■ Task goal
Repeat all entries exactly.
>> Start Records for the task
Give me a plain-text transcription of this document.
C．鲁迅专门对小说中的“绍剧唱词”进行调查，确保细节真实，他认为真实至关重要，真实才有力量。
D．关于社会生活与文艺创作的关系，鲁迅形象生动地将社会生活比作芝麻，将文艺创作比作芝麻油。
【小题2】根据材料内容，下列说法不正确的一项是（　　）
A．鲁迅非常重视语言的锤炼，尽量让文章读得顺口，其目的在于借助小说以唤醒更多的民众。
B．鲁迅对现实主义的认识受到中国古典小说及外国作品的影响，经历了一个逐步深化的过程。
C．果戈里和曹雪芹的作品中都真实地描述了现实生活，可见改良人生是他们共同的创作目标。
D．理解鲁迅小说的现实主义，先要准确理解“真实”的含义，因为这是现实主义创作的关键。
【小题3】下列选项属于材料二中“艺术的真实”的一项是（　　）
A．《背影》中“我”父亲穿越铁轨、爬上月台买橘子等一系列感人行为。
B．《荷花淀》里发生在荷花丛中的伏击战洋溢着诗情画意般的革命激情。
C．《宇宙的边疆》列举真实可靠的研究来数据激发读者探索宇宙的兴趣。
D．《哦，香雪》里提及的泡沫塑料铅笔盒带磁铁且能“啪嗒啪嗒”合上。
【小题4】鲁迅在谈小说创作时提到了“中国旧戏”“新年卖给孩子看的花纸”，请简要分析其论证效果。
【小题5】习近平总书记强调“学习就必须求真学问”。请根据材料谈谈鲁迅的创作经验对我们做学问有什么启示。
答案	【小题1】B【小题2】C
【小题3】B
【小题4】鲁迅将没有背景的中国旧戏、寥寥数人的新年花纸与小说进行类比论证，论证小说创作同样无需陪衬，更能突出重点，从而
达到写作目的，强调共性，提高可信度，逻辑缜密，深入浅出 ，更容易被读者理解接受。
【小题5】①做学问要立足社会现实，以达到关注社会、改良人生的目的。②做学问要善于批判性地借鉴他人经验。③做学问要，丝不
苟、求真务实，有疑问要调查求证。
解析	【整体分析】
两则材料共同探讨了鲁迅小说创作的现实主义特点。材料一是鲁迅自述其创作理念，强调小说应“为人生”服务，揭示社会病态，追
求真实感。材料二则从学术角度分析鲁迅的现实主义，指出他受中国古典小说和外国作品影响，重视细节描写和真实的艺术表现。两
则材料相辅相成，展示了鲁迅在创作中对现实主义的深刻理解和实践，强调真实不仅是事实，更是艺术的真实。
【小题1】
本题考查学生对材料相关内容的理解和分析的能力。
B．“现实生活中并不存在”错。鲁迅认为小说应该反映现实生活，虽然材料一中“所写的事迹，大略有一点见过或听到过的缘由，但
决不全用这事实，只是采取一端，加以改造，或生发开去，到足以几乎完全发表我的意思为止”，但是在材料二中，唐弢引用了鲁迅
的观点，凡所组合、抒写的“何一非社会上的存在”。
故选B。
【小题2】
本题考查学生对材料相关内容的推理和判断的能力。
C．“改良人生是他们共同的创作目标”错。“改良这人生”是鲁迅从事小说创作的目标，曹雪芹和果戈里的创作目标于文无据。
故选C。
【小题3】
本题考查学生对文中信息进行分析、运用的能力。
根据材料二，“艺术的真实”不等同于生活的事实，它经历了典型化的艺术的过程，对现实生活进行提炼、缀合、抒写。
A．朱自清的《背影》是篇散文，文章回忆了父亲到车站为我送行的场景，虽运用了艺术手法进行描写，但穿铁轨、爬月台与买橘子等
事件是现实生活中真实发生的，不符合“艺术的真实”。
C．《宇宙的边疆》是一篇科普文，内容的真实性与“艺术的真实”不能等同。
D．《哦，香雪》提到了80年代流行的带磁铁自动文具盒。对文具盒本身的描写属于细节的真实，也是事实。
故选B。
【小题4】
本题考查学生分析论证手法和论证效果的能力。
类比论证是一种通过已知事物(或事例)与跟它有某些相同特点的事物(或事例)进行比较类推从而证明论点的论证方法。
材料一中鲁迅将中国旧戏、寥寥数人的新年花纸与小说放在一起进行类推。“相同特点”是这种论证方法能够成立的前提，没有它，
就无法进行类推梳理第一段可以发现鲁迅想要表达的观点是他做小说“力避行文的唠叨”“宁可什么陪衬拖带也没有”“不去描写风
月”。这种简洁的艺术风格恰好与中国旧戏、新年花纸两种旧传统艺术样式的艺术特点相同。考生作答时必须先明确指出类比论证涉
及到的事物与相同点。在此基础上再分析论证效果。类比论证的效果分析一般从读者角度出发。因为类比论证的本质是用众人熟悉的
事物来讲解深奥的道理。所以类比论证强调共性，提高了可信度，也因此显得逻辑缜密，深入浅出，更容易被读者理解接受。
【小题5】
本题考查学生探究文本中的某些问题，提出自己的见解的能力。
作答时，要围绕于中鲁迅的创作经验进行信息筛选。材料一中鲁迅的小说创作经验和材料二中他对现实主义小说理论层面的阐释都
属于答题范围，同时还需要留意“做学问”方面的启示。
>> End Records for the task
■ Exercise solution
Give me a plain-text transcription of this document.
C．鲁迅专门对小说中的“绍剧唱词”进行调查，确保细节真实，他认为真实至关重要，真实才有力量。
D．关于社会生活与文艺创作的关系，鲁迅形象生动地将社会生活比作芝麻，将文艺创作比作芝麻油。
【小题2】根据材料内容，下列说法不正确的一项是（　　）
A．鲁迅非常重视语言的锤炼，尽量让文章读得顺口，其目的在于借助小说以唤醒更多的民众。
B．鲁迅对现实主义的认识受到中国古典小说及外国作品的影响，经历了一个逐步深化的过程。
C．果戈里和曹雪芹的作品中都真实地描述了现实生活，可见改良人生是他们共同的创作目标。
D．理解鲁迅小说的现实主义，先要准确理解“真实”的含义，因为这是现实主义创作的关键。
【小题3】下列选项属于材料二中“艺术的真实”的一项是（　　）
A．《背影》中“我”父亲穿越铁轨、爬上月台买橘子等一系列感人行为。
B．《荷花淀》里发生在荷花丛中的伏击战洋溢着诗情画意般的革命激情。
C．《宇宙的边疆》列举真实可靠的研究来数据激发读者探索宇宙的兴趣。
D．《哦，香雪》里提及的泡沫塑料铅笔盒带磁铁且能“啪嗒啪嗒”合上。
【小题4】鲁迅在谈小说创作时提到了“中国旧戏”“新年卖给孩子看的花纸”，请简要分析其论证效果。
【小题5】习近平总书记强调“学习就必须求真学问”。请根据材料谈谈鲁迅的创作经验对我们做学问有什么启示。
答案	【小题1】B【小题2】C
【小题3】B
【小题4】鲁迅将没有背景的中国旧戏、寥寥数人的新年花纸与小说进行类比论证，论证小说创作同样无需陪衬，更能突出重点，从而
达到写作目的，强调共性，提高可信度，逻辑缜密，深入浅出 ，更容易被读者理解接受。
【小题5】①做学问要立足社会现实，以达到关注社会、改良人生的目的。②做学问要善于批判性地借鉴他人经验。③做学问要，丝不
苟、求真务实，有疑问要调查求证。
解析	【整体分析】
两则材料共同探讨了鲁迅小说创作的现实主义特点。材料一是鲁迅自述其创作理念，强调小说应“为人生”服务，揭示社会病态，追
求真实感。材料二则从学术角度分析鲁迅的现实主义，指出他受中国古典小说和外国作品影响，重视细节描写和真实的艺术表现。两
则材料相辅相成，展示了鲁迅在创作中对现实主义的深刻理解和实践，强调真实不仅是事实，更是艺术的真实。
【小题1】
本题考查学生对材料相关内容的理解和分析的能力。
B．“现实生活中并不存在”错。鲁迅认为小说应该反映现实生活，虽然材料一中“所写的事迹，大略有一点见过或听到过的缘由，但
决不全用这事实，只是采取一端，加以改造，或生发开去，到足以几乎完全发表我的意思为止”，但是在材料二中，唐弢引用了鲁迅
的观点，凡所组合、抒写的“何一非社会上的存在”。
故选B。
【小题2】
本题考查学生对材料相关内容的推理和判断的能力。
C．“改良人生是他们共同的创作目标”错。“改良这人生”是鲁迅从事小说创作的目标，曹雪芹和果戈里的创作目标于文无据。
故选C。
【小题3】
本题考查学生对文中信息进行分析、运用的能力。
根据材料二，“艺术的真实”不等同于生活的事实，它经历了典型化的艺术的过程，对现实生活进行提炼、缀合、抒写。
A．朱自清的《背影》是篇散文，文章回忆了父亲到车站为我送行的场景，虽运用了艺术手法进行描写，但穿铁轨、爬月台与买橘子等
事件是现实生活中真实发生的，不符合“艺术的真实”。
C．《宇宙的边疆》是一篇科普文，内容的真实性与“艺术的真实”不能等同。
D．《哦，香雪》提到了80年代流行的带磁铁自动文具盒。对文具盒本身的描写属于细节的真实，也是事实。
故选B。
【小题4】
本题考查学生分析论证手法和论证效果的能力。
类比论证是一种通过已知事物(或事例)与跟它有某些相同特点的事物(或事例)进行比较类推从而证明论点的论证方法。
材料一中鲁迅将中国旧戏、寥寥数人的新年花纸与小说放在一起进行类推。“相同特点”是这种论证方法能够成立的前提，没有它，
就无法进行类推梳理第一段可以发现鲁迅想要表达的观点是他做小说“力避行文的唠叨”“宁可什么陪衬拖带也没有”“不去描写风
月”。这种简洁的艺术风格恰好与中国旧戏、新年花纸两种旧传统艺术样式的艺术特点相同。考生作答时必须先明确指出类比论证涉
及到的事物与相同点。在此基础上再分析论证效果。类比论证的效果分析一般从读者角度出发。因为类比论证的本质是用众人熟悉的
事物来讲解深奥的道理。所以类比论证强调共性，提高了可信度，也因此显得逻辑缜密，深入浅出，更容易被读者理解接受。
【小题5】
本题考查学生探究文本中的某些问题，提出自己的见解的能力。
作答时，要围绕于中鲁迅的创作经验进行信息筛选。材料一中鲁迅的小说创作经验和材料二中他对现实主义小说理论层面的阐释都
属于答题范围，同时还需要留意“做学问”方面的启示。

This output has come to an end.